= Objective =
Write out the data below in full. Keep it exact.

= Data shown =
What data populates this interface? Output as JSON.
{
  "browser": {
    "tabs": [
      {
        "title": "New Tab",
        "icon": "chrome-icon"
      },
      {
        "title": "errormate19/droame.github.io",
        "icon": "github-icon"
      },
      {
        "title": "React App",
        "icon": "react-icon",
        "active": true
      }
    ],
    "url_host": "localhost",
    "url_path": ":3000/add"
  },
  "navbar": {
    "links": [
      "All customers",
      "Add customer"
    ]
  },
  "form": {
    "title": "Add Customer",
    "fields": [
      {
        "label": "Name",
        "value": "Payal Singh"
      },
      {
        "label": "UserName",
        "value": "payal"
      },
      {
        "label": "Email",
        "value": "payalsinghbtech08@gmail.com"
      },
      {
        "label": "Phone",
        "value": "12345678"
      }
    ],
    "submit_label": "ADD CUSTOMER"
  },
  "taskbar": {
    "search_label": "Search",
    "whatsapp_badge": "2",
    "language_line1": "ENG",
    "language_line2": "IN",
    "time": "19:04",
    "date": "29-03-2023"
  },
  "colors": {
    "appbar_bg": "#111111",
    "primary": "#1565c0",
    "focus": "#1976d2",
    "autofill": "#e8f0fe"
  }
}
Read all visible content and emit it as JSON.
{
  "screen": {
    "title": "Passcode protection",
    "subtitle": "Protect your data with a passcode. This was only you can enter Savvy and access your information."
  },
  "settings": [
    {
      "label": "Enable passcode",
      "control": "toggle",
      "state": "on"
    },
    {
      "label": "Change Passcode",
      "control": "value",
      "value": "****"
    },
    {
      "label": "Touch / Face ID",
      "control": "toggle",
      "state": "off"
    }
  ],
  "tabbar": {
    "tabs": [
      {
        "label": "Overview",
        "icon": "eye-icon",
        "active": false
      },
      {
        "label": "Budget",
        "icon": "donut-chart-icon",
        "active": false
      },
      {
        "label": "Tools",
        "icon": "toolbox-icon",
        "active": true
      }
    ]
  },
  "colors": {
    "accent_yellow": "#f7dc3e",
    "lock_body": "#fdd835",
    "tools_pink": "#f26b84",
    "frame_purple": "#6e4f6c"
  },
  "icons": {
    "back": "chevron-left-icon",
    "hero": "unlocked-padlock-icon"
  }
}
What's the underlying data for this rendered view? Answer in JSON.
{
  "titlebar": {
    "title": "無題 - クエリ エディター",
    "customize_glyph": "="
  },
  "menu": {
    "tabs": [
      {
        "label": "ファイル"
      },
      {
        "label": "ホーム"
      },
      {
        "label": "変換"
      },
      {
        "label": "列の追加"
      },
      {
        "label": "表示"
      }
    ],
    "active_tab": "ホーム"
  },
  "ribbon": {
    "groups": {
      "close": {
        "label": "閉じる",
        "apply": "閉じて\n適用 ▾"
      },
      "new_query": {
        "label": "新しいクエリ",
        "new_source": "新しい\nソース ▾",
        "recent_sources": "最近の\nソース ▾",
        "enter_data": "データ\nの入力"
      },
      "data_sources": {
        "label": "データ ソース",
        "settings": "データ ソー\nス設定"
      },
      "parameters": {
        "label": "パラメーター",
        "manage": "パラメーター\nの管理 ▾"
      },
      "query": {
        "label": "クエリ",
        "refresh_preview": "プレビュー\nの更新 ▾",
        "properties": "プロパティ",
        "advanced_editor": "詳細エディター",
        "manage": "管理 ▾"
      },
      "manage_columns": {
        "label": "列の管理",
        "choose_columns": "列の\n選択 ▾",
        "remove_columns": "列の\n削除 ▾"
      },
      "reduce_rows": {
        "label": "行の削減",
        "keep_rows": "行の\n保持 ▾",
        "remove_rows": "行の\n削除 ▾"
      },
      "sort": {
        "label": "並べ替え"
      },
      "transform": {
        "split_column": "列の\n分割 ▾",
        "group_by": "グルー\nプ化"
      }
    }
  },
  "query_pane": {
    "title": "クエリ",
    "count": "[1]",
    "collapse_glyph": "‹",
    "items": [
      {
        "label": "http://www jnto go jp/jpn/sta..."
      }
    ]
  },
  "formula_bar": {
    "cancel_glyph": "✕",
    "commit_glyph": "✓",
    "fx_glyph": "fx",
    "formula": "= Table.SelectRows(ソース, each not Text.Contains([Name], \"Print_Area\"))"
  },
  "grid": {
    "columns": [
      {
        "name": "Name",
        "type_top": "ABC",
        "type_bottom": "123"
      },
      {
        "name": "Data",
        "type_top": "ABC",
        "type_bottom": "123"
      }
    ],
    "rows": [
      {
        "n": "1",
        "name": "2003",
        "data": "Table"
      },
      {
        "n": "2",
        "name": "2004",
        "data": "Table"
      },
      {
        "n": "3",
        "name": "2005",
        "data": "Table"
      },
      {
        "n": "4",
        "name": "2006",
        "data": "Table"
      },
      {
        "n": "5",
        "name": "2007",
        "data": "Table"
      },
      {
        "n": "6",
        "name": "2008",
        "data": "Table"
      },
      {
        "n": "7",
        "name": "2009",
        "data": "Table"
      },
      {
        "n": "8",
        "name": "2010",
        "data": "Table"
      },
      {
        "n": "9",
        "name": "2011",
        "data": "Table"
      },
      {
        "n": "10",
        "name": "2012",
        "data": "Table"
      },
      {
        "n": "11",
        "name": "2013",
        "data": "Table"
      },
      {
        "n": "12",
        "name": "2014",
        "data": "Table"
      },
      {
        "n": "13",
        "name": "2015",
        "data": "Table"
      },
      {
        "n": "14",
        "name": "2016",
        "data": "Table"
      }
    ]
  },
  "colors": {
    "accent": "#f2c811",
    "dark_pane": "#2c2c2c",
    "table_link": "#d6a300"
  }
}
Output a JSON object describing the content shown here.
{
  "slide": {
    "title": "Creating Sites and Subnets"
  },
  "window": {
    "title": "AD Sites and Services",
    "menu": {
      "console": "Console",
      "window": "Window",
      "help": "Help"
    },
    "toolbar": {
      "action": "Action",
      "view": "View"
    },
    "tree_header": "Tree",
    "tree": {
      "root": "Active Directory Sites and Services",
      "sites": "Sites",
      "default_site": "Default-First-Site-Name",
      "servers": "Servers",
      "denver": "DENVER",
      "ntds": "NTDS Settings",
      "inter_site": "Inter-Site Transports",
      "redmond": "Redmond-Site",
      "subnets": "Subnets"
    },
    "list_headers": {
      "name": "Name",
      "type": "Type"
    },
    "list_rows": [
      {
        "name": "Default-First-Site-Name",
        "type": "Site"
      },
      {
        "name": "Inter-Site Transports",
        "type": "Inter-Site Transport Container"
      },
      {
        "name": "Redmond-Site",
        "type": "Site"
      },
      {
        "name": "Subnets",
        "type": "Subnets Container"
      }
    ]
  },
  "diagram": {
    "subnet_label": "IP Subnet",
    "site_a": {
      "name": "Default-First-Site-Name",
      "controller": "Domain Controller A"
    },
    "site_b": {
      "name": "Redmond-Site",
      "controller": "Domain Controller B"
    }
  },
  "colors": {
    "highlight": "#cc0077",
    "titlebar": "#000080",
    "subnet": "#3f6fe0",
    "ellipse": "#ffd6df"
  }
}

= Exercise solution =
What data populates this interface? Output as JSON.
{
  "browser": {
    "tabs": [
      {
        "title": "New Tab",
        "icon": "chrome-icon"
      },
      {
        "title": "errormate19/droame.github.io",
        "icon": "github-icon"
      },
      {
        "title": "React App",
        "icon": "react-icon",
        "active": true
      }
    ],
    "url_host": "localhost",
    "url_path": ":3000/add"
  },
  "navbar": {
    "links": [
      "All customers",
      "Add customer"
    ]
  },
  "form": {
    "title": "Add Customer",
    "fields": [
      {
        "label": "Name",
        "value": "Payal Singh"
      },
      {
        "label": "UserName",
        "value": "payal"
      },
      {
        "label": "Email",
        "value": "payalsinghbtech08@gmail.com"
      },
      {
        "label": "Phone",
        "value": "12345678"
      }
    ],
    "submit_label": "ADD CUSTOMER"
  },
  "taskbar": {
    "search_label": "Search",
    "whatsapp_badge": "2",
    "language_line1": "ENG",
    "language_line2": "IN",
    "time": "19:04",
    "date": "29-03-2023"
  },
  "colors": {
    "appbar_bg": "#111111",
    "primary": "#1565c0",
    "focus": "#1976d2",
    "autofill": "#e8f0fe"
  }
}
Read all visible content and emit it as JSON.
{
  "screen": {
    "title": "Passcode protection",
    "subtitle": "Protect your data with a passcode. This was only you can enter Savvy and access your information."
  },
  "settings": [
    {
      "label": "Enable passcode",
      "control": "toggle",
      "state": "on"
    },
    {
      "label": "Change Passcode",
      "control": "value",
      "value": "****"
    },
    {
      "label": "Touch / Face ID",
      "control": "toggle",
      "state": "off"
    }
  ],
  "tabbar": {
    "tabs": [
      {
        "label": "Overview",
        "icon": "eye-icon",
        "active": false
      },
      {
        "label": "Budget",
        "icon": "donut-chart-icon",
        "active": false
      },
      {
        "label": "Tools",
        "icon": "toolbox-icon",
        "active": true
      }
    ]
  },
  "colors": {
    "accent_yellow": "#f7dc3e",
    "lock_body": "#fdd835",
    "tools_pink": "#f26b84",
    "frame_purple": "#6e4f6c"
  },
  "icons": {
    "back": "chevron-left-icon",
    "hero": "unlocked-padlock-icon"
  }
}
What's the underlying data for this rendered view? Answer in JSON.
{
  "titlebar": {
    "title": "無題 - クエリ エディター",
    "customize_glyph": "="
  },
  "menu": {
    "tabs": [
      {
        "label": "ファイル"
      },
      {
        "label": "ホーム"
      },
      {
        "label": "変換"
      },
      {
        "label": "列の追加"
      },
      {
        "label": "表示"
      }
    ],
    "active_tab": "ホーム"
  },
  "ribbon": {
    "groups": {
      "close": {
        "label": "閉じる",
        "apply": "閉じて\n適用 ▾"
      },
      "new_query": {
        "label": "新しいクエリ",
        "new_source": "新しい\nソース ▾",
        "recent_sources": "最近の\nソース ▾",
        "enter_data": "データ\nの入力"
      },
      "data_sources": {
        "label": "データ ソース",
        "settings": "データ ソー\nス設定"
      },
      "parameters": {
        "label": "パラメーター",
        "manage": "パラメーター\nの管理 ▾"
      },
      "query": {
        "label": "クエリ",
        "refresh_preview": "プレビュー\nの更新 ▾",
        "properties": "プロパティ",
        "advanced_editor": "詳細エディター",
        "manage": "管理 ▾"
      },
      "manage_columns": {
        "label": "列の管理",
        "choose_columns": "列の\n選択 ▾",
        "remove_columns": "列の\n削除 ▾"
      },
      "reduce_rows": {
        "label": "行の削減",
        "keep_rows": "行の\n保持 ▾",
        "remove_rows": "行の\n削除 ▾"
      },
      "sort": {
        "label": "並べ替え"
      },
      "transform": {
        "split_column": "列の\n分割 ▾",
        "group_by": "グルー\nプ化"
      }
    }
  },
  "query_pane": {
    "title": "クエリ",
    "count": "[1]",
    "collapse_glyph": "‹",
    "items": [
      {
        "label": "http://www jnto go jp/jpn/sta..."
      }
    ]
  },
  "formula_bar": {
    "cancel_glyph": "✕",
    "commit_glyph": "✓",
    "fx_glyph": "fx",
    "formula": "= Table.SelectRows(ソース, each not Text.Contains([Name], \"Print_Area\"))"
  },
  "grid": {
    "columns": [
      {
        "name": "Name",
        "type_top": "ABC",
        "type_bottom": "123"
      },
      {
        "name": "Data",
        "type_top": "ABC",
        "type_bottom": "123"
      }
    ],
    "rows": [
      {
        "n": "1",
        "name": "2003",
        "data": "Table"
      },
      {
        "n": "2",
        "name": "2004",
        "data": "Table"
      },
      {
        "n": "3",
        "name": "2005",
        "data": "Table"
      },
      {
        "n": "4",
        "name": "2006",
        "data": "Table"
      },
      {
        "n": "5",
        "name": "2007",
        "data": "Table"
      },
      {
        "n": "6",
        "name": "2008",
        "data": "Table"
      },
      {
        "n": "7",
        "name": "2009",
        "data": "Table"
      },
      {
        "n": "8",
        "name": "2010",
        "data": "Table"
      },
      {
        "n": "9",
        "name": "2011",
        "data": "Table"
      },
      {
        "n": "10",
        "name": "2012",
        "data": "Table"
      },
      {
        "n": "11",
        "name": "2013",
        "data": "Table"
      },
      {
        "n": "12",
        "name": "2014",
        "data": "Table"
      },
      {
        "n": "13",
        "name": "2015",
        "data": "Table"
      },
      {
        "n": "14",
        "name": "2016",
        "data": "Table"
      }
    ]
  },
  "colors": {
    "accent": "#f2c811",
    "dark_pane": "#2c2c2c",
    "table_link": "#d6a300"
  }
}
Output a JSON object describing the content shown here.
{
  "slide": {
    "title": "Creating Sites and Subnets"
  },
  "window": {
    "title": "AD Sites and Services",
    "menu": {
      "console": "Console",
      "window": "Window",
      "help": "Help"
    },
    "toolbar": {
      "action": "Action",
      "view": "View"
    },
    "tree_header": "Tree",
    "tree": {
      "root": "Active Directory Sites and Services",
      "sites": "Sites",
      "default_site": "Default-First-Site-Name",
      "servers": "Servers",
      "denver": "DENVER",
      "ntds": "NTDS Settings",
      "inter_site": "Inter-Site Transports",
      "redmond": "Redmond-Site",
      "subnets": "Subnets"
    },
    "list_headers": {
      "name": "Name",
      "type": "Type"
    },
    "list_rows": [
      {
        "name": "Default-First-Site-Name",
        "type": "Site"
      },
      {
        "name": "Inter-Site Transports",
        "type": "Inter-Site Transport Container"
      },
      {
        "name": "Redmond-Site",
        "type": "Site"
      },
      {
        "name": "Subnets",
        "type": "Subnets Container"
      }
    ]
  },
  "diagram": {
    "subnet_label": "IP Subnet",
    "site_a": {
      "name": "Default-First-Site-Name",
      "controller": "Domain Controller A"
    },
    "site_b": {
      "name": "Redmond-Site",
      "controller": "Domain Controller B"
    }
  },
  "colors": {
    "highlight": "#cc0077",
    "titlebar": "#000080",
    "subnet": "#3f6fe0",
    "ellipse": "#ffd6df"
  }
}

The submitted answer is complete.